Collected data:
######

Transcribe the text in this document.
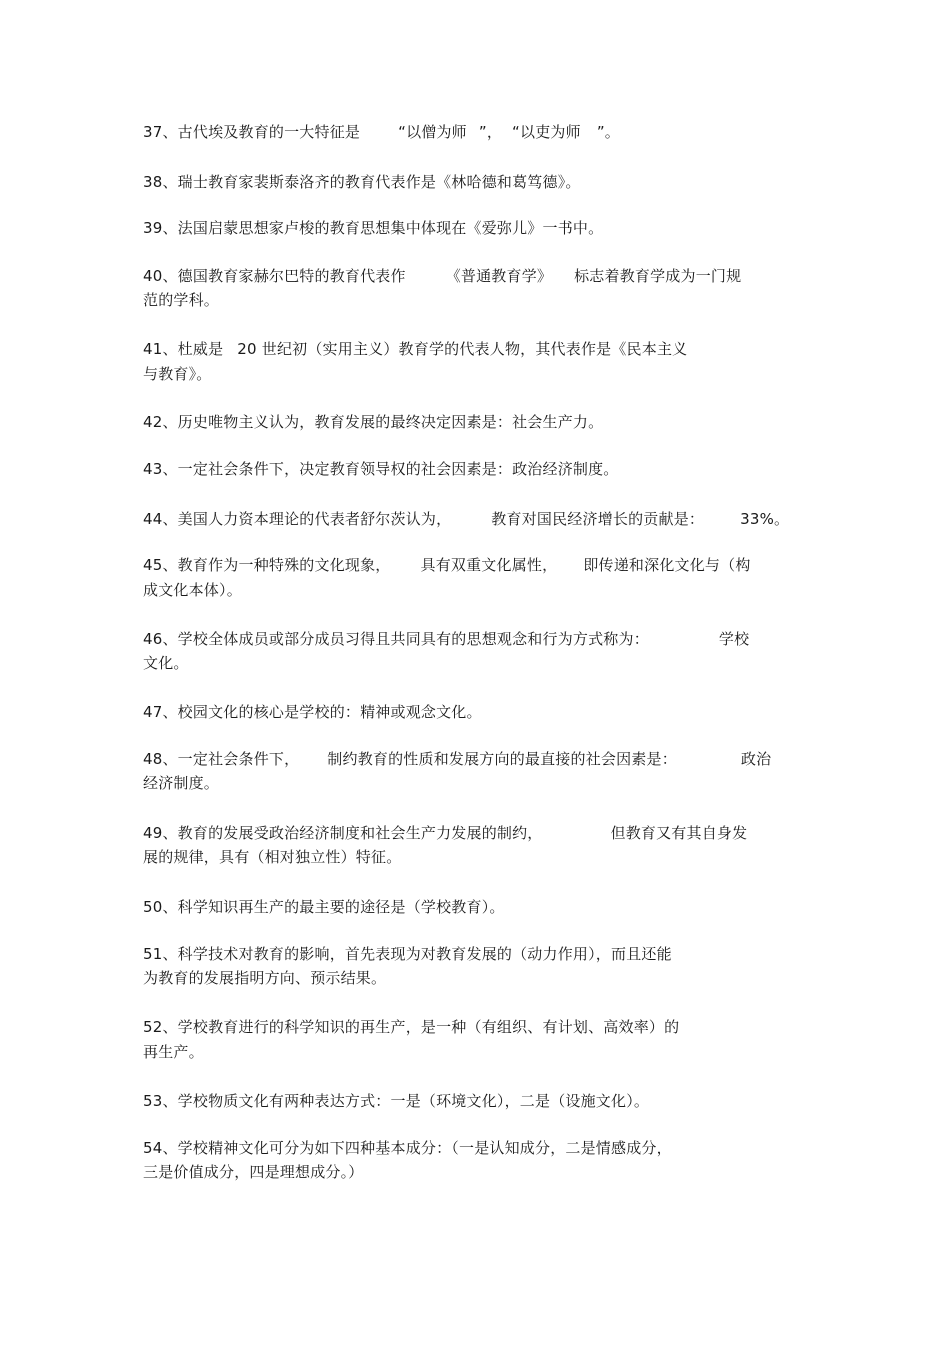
37、古代埃及教育的一大特征是	“以僧为师 ”， “以吏为师 ”。
38、瑞士教育家裴斯泰洛齐的教育代表作是《林哈德和葛笃德》。
39、法国启蒙思想家卢梭的教育思想集中体现在《爱弥儿》一书中。
40、德国教育家赫尔巴特的教育代表作	《普通教育学》 标志着教育学成为一门规
范的学科。
41、杜威是 20 世纪初（实用主义）教育学的代表人物，其代表作是《民本主义
与教育》。
42、历史唯物主义认为，教育发展的最终决定因素是：社会生产力。
43、一定社会条件下，决定教育领导权的社会因素是：政治经济制度。
44、美国人力资本理论的代表者舒尔茨认为，	教育对国民经济增长的贡献是： 33%。
45、教育作为一种特殊的文化现象， 具有双重文化属性， 即传递和深化文化与（构
成文化本体）。
46、学校全体成员或部分成员习得且共同具有的思想观念和行为方式称为：	学校
文化。
47、校园文化的核心是学校的：精神或观念文化。
48、一定社会条件下， 制约教育的性质和发展方向的最直接的社会因素是：	政治
经济制度。
49、教育的发展受政治经济制度和社会生产力发展的制约，	但教育又有其自身发
展的规律，具有（相对独立性）特征。
50、科学知识再生产的最主要的途径是（学校教育）。
51、科学技术对教育的影响，首先表现为对教育发展的（动力作用），而且还能
为教育的发展指明方向、预示结果。
52、学校教育进行的科学知识的再生产，是一种（有组织、有计划、高效率）的
再生产。
53、学校物质文化有两种表达方式：一是（环境文化），二是（设施文化）。
54、学校精神文化可分为如下四种基本成分：（一是认知成分，二是情感成分，
三是价值成分，四是理想成分。）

######

**Goal of the exercise:** Print out the lines exactly, skipping any picture.

**Correct result:**
Transcribe the text in this document.
37、古代埃及教育的一大特征是	“以僧为师 ”， “以吏为师 ”。
38、瑞士教育家裴斯泰洛齐的教育代表作是《林哈德和葛笃德》。
39、法国启蒙思想家卢梭的教育思想集中体现在《爱弥儿》一书中。
40、德国教育家赫尔巴特的教育代表作	《普通教育学》 标志着教育学成为一门规
范的学科。
41、杜威是 20 世纪初（实用主义）教育学的代表人物，其代表作是《民本主义
与教育》。
42、历史唯物主义认为，教育发展的最终决定因素是：社会生产力。
43、一定社会条件下，决定教育领导权的社会因素是：政治经济制度。
44、美国人力资本理论的代表者舒尔茨认为，	教育对国民经济增长的贡献是： 33%。
45、教育作为一种特殊的文化现象， 具有双重文化属性， 即传递和深化文化与（构
成文化本体）。
46、学校全体成员或部分成员习得且共同具有的思想观念和行为方式称为：	学校
文化。
47、校园文化的核心是学校的：精神或观念文化。
48、一定社会条件下， 制约教育的性质和发展方向的最直接的社会因素是：	政治
经济制度。
49、教育的发展受政治经济制度和社会生产力发展的制约，	但教育又有其自身发
展的规律，具有（相对独立性）特征。
50、科学知识再生产的最主要的途径是（学校教育）。
51、科学技术对教育的影响，首先表现为对教育发展的（动力作用），而且还能
为教育的发展指明方向、预示结果。
52、学校教育进行的科学知识的再生产，是一种（有组织、有计划、高效率）的
再生产。
53、学校物质文化有两种表达方式：一是（环境文化），二是（设施文化）。
54、学校精神文化可分为如下四种基本成分：（一是认知成分，二是情感成分，
三是价值成分，四是理想成分。）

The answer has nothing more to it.